■ Information supplied
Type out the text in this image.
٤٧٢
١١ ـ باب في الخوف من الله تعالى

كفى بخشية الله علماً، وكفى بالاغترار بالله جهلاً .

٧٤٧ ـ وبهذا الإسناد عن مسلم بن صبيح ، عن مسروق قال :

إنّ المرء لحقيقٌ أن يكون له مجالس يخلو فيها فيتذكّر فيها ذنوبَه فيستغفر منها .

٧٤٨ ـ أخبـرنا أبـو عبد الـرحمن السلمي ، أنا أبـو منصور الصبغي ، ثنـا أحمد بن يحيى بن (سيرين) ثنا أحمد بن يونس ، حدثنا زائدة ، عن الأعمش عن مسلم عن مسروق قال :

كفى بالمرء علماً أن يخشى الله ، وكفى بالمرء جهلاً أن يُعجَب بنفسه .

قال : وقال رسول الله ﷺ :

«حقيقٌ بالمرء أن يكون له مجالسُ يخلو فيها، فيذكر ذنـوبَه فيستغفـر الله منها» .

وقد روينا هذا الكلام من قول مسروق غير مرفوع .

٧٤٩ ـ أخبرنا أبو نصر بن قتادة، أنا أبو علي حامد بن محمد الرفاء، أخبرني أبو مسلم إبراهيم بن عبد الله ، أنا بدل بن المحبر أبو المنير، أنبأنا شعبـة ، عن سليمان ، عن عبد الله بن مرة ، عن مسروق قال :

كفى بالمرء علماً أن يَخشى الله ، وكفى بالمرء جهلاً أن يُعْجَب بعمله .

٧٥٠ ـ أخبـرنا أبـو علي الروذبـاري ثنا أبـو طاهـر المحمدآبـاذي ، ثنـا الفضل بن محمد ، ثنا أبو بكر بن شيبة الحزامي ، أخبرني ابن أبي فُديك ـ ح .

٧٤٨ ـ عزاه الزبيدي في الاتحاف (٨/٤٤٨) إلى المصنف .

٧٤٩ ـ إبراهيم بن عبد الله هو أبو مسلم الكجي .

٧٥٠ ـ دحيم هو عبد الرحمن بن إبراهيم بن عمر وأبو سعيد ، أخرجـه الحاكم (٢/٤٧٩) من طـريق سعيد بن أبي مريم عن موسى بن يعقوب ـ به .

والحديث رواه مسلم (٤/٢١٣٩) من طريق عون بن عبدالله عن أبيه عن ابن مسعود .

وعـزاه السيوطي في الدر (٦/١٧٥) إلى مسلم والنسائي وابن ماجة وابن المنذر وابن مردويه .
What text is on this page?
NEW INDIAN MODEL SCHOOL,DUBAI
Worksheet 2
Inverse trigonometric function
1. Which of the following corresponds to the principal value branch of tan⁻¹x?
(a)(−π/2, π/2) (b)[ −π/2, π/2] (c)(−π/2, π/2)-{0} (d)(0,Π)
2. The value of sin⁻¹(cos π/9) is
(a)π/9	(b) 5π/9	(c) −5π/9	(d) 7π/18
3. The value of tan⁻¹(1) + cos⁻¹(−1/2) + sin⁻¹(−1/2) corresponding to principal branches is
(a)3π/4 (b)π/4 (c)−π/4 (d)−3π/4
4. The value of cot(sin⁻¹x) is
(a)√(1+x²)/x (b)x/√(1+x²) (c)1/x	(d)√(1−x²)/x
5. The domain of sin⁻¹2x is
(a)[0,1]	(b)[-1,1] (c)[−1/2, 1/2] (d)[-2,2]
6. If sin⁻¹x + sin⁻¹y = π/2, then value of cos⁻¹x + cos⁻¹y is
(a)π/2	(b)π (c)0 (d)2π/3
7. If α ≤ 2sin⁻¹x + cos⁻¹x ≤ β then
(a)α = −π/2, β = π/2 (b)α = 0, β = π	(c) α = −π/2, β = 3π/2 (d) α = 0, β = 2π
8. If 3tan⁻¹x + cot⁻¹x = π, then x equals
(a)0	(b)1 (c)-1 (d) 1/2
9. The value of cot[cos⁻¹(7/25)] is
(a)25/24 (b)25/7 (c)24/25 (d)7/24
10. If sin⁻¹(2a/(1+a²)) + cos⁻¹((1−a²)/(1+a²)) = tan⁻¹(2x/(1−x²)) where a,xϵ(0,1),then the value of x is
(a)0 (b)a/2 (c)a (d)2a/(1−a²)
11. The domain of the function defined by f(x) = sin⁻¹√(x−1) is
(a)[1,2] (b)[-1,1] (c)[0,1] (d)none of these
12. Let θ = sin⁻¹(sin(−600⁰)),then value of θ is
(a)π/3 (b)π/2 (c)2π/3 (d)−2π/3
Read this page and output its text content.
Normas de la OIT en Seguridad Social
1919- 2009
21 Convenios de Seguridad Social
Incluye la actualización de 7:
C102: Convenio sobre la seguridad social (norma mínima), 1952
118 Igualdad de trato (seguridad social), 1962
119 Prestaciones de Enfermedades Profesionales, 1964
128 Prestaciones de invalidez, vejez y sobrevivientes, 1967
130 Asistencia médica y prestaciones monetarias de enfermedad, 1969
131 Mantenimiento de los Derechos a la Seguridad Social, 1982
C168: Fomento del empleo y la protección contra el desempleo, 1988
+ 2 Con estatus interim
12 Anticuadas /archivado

■ Your goal
Repeat the listing above without any change.

■ Written reply
Type out the text in this image.
٤٧٢
١١ ـ باب في الخوف من الله تعالى

كفى بخشية الله علماً، وكفى بالاغترار بالله جهلاً .

٧٤٧ ـ وبهذا الإسناد عن مسلم بن صبيح ، عن مسروق قال :

إنّ المرء لحقيقٌ أن يكون له مجالس يخلو فيها فيتذكّر فيها ذنوبَه فيستغفر منها .

٧٤٨ ـ أخبـرنا أبـو عبد الـرحمن السلمي ، أنا أبـو منصور الصبغي ، ثنـا أحمد بن يحيى بن (سيرين) ثنا أحمد بن يونس ، حدثنا زائدة ، عن الأعمش عن مسلم عن مسروق قال :

كفى بالمرء علماً أن يخشى الله ، وكفى بالمرء جهلاً أن يُعجَب بنفسه .

قال : وقال رسول الله ﷺ :

«حقيقٌ بالمرء أن يكون له مجالسُ يخلو فيها، فيذكر ذنـوبَه فيستغفـر الله منها» .

وقد روينا هذا الكلام من قول مسروق غير مرفوع .

٧٤٩ ـ أخبرنا أبو نصر بن قتادة، أنا أبو علي حامد بن محمد الرفاء، أخبرني أبو مسلم إبراهيم بن عبد الله ، أنا بدل بن المحبر أبو المنير، أنبأنا شعبـة ، عن سليمان ، عن عبد الله بن مرة ، عن مسروق قال :

كفى بالمرء علماً أن يَخشى الله ، وكفى بالمرء جهلاً أن يُعْجَب بعمله .

٧٥٠ ـ أخبـرنا أبـو علي الروذبـاري ثنا أبـو طاهـر المحمدآبـاذي ، ثنـا الفضل بن محمد ، ثنا أبو بكر بن شيبة الحزامي ، أخبرني ابن أبي فُديك ـ ح .

٧٤٨ ـ عزاه الزبيدي في الاتحاف (٨/٤٤٨) إلى المصنف .

٧٤٩ ـ إبراهيم بن عبد الله هو أبو مسلم الكجي .

٧٥٠ ـ دحيم هو عبد الرحمن بن إبراهيم بن عمر وأبو سعيد ، أخرجـه الحاكم (٢/٤٧٩) من طـريق سعيد بن أبي مريم عن موسى بن يعقوب ـ به .

والحديث رواه مسلم (٤/٢١٣٩) من طريق عون بن عبدالله عن أبيه عن ابن مسعود .

وعـزاه السيوطي في الدر (٦/١٧٥) إلى مسلم والنسائي وابن ماجة وابن المنذر وابن مردويه .
What text is on this page?
NEW INDIAN MODEL SCHOOL,DUBAI
Worksheet 2
Inverse trigonometric function
1. Which of the following corresponds to the principal value branch of tan⁻¹x?
(a)(−π/2, π/2) (b)[ −π/2, π/2] (c)(−π/2, π/2)-{0} (d)(0,Π)
2. The value of sin⁻¹(cos π/9) is
(a)π/9	(b) 5π/9	(c) −5π/9	(d) 7π/18
3. The value of tan⁻¹(1) + cos⁻¹(−1/2) + sin⁻¹(−1/2) corresponding to principal branches is
(a)3π/4 (b)π/4 (c)−π/4 (d)−3π/4
4. The value of cot(sin⁻¹x) is
(a)√(1+x²)/x (b)x/√(1+x²) (c)1/x	(d)√(1−x²)/x
5. The domain of sin⁻¹2x is
(a)[0,1]	(b)[-1,1] (c)[−1/2, 1/2] (d)[-2,2]
6. If sin⁻¹x + sin⁻¹y = π/2, then value of cos⁻¹x + cos⁻¹y is
(a)π/2	(b)π (c)0 (d)2π/3
7. If α ≤ 2sin⁻¹x + cos⁻¹x ≤ β then
(a)α = −π/2, β = π/2 (b)α = 0, β = π	(c) α = −π/2, β = 3π/2 (d) α = 0, β = 2π
8. If 3tan⁻¹x + cot⁻¹x = π, then x equals
(a)0	(b)1 (c)-1 (d) 1/2
9. The value of cot[cos⁻¹(7/25)] is
(a)25/24 (b)25/7 (c)24/25 (d)7/24
10. If sin⁻¹(2a/(1+a²)) + cos⁻¹((1−a²)/(1+a²)) = tan⁻¹(2x/(1−x²)) where a,xϵ(0,1),then the value of x is
(a)0 (b)a/2 (c)a (d)2a/(1−a²)
11. The domain of the function defined by f(x) = sin⁻¹√(x−1) is
(a)[1,2] (b)[-1,1] (c)[0,1] (d)none of these
12. Let θ = sin⁻¹(sin(−600⁰)),then value of θ is
(a)π/3 (b)π/2 (c)2π/3 (d)−2π/3
Read this page and output its text content.
Normas de la OIT en Seguridad Social
1919- 2009
21 Convenios de Seguridad Social
Incluye la actualización de 7:
C102: Convenio sobre la seguridad social (norma mínima), 1952
118 Igualdad de trato (seguridad social), 1962
119 Prestaciones de Enfermedades Profesionales, 1964
128 Prestaciones de invalidez, vejez y sobrevivientes, 1967
130 Asistencia médica y prestaciones monetarias de enfermedad, 1969
131 Mantenimiento de los Derechos a la Seguridad Social, 1982
C168: Fomento del empleo y la protección contra el desempleo, 1988
+ 2 Con estatus interim
12 Anticuadas /archivado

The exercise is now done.